## START Extracted material
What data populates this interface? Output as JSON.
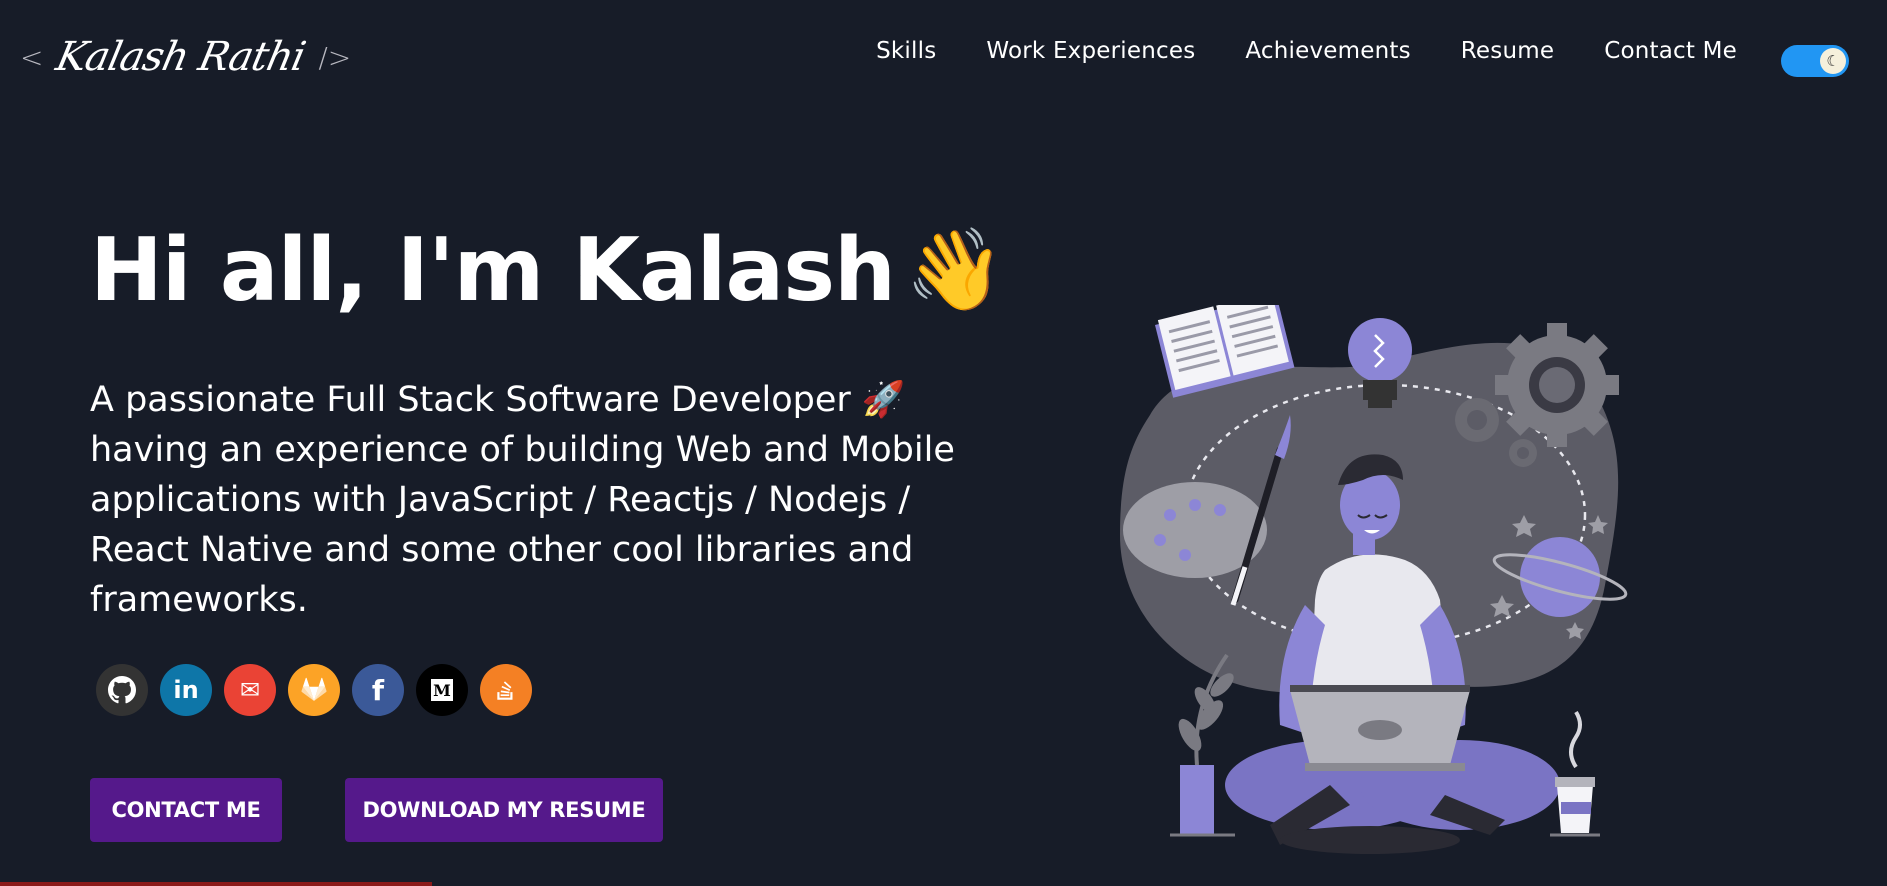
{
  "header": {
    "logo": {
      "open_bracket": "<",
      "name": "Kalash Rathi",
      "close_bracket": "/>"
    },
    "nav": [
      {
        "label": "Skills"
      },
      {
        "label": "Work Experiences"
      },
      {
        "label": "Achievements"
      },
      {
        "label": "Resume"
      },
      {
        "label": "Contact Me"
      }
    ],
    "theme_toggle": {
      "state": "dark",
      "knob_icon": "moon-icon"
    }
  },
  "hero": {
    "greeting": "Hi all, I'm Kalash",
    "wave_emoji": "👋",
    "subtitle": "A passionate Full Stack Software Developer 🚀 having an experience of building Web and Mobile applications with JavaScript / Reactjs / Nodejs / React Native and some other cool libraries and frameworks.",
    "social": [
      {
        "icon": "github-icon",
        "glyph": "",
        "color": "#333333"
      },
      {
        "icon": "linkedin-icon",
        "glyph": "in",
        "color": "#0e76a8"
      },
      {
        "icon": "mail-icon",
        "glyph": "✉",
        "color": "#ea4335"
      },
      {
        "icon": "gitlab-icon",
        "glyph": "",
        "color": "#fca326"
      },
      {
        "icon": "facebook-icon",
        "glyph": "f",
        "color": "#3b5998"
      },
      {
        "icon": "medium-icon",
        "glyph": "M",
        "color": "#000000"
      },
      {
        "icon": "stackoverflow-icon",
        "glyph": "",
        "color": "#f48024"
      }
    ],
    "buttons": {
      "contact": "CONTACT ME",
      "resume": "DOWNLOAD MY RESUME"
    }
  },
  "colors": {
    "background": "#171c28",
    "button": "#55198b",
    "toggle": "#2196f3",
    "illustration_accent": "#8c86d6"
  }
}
## END Extracted material
## START Extracted material
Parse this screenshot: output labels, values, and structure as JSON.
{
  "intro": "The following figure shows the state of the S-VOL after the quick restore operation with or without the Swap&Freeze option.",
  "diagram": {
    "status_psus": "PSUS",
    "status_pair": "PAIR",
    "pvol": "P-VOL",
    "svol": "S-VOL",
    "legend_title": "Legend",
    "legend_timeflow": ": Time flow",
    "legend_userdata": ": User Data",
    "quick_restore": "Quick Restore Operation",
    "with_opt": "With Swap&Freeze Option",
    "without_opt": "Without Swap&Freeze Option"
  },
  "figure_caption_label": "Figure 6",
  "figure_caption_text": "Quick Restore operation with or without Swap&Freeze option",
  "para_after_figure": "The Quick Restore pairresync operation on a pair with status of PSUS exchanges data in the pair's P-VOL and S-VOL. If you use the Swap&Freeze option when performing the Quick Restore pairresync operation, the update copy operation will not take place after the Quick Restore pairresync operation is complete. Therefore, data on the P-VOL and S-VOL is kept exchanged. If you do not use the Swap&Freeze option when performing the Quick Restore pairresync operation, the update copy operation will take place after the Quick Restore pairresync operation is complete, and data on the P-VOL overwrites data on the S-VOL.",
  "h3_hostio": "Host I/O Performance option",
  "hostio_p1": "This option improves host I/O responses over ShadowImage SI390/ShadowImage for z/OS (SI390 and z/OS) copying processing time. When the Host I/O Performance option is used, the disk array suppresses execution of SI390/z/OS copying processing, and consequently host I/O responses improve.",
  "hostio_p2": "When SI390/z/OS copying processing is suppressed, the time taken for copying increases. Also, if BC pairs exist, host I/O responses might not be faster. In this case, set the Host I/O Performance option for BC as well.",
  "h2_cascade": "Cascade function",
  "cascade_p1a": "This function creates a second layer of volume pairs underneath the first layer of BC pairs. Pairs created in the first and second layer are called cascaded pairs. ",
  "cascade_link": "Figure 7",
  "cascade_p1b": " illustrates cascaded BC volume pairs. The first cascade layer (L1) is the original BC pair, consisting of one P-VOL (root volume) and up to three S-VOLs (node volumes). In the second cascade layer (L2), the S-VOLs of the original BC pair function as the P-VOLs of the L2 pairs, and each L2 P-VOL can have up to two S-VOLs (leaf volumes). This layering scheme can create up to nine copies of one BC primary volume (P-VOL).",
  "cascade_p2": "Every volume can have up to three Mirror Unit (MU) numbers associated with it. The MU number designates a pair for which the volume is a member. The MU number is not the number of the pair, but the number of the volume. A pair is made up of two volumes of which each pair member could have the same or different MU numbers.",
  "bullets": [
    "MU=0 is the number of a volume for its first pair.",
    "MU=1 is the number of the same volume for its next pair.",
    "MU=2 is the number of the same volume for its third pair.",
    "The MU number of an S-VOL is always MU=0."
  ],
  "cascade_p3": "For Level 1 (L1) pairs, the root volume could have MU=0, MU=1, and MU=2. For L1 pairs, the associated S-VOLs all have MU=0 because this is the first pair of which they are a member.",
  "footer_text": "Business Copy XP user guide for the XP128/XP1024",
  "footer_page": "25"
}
## END Extracted material
## START Extracted material
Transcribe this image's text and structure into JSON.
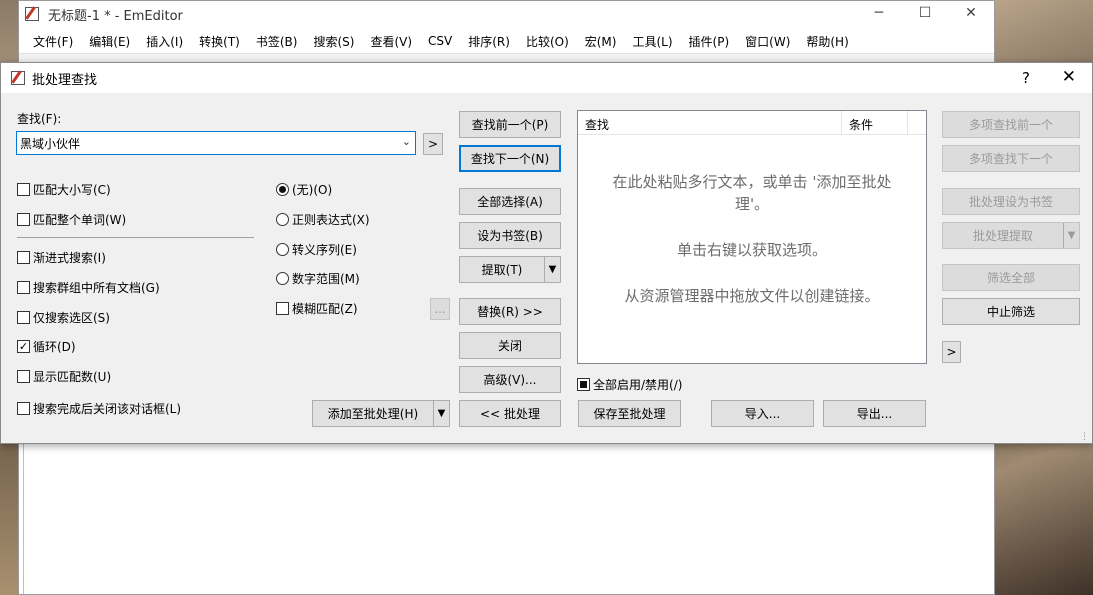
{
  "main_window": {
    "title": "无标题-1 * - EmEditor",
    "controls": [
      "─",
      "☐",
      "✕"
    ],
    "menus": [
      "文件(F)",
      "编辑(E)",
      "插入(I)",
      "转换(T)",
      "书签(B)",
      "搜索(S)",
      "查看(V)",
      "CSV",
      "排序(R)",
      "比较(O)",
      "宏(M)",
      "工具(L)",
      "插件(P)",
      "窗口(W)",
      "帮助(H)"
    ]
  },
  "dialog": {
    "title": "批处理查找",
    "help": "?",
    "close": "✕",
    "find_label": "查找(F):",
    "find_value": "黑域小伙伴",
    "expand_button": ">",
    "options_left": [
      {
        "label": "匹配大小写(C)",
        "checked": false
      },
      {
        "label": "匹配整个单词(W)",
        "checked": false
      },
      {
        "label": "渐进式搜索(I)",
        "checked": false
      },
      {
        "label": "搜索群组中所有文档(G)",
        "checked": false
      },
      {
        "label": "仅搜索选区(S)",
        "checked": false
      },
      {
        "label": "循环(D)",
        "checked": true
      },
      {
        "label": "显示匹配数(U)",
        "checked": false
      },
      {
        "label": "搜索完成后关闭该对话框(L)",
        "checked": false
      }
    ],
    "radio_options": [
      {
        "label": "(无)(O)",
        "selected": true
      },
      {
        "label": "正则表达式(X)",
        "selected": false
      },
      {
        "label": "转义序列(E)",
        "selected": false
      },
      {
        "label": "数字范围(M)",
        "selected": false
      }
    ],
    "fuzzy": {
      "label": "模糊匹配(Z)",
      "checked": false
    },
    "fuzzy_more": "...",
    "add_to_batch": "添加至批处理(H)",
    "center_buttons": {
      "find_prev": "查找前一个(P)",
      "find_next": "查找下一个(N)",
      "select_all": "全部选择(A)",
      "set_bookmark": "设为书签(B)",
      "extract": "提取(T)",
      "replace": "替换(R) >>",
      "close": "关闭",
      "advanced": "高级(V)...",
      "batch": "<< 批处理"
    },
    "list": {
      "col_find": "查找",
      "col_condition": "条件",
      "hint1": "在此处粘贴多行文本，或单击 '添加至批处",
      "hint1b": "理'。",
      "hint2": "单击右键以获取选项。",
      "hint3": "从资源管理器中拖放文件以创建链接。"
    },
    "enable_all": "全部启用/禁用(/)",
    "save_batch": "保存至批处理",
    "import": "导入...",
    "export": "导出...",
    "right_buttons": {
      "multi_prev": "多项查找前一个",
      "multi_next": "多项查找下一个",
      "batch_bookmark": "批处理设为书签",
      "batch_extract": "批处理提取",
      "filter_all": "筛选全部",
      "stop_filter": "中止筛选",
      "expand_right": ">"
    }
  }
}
## END Extracted material
Stated exercise: In the entries above, identify every line with the string "Host".

Task solution:
  "h3_hostio": "Host I/O Performance option",
  "hostio_p1": "This option improves host I/O responses over ShadowImage SI390/ShadowImage for z/OS (SI390 and z/OS) copying processing time. When the Host I/O Performance option is used, the disk array suppresses execution of SI390/z/OS copying processing, and consequently host I/O responses improve.",
  "hostio_p2": "When SI390/z/OS copying processing is suppressed, the time taken for copying increases. Also, if BC pairs exist, host I/O responses might not be faster. In this case, set the Host I/O Performance option for BC as well.",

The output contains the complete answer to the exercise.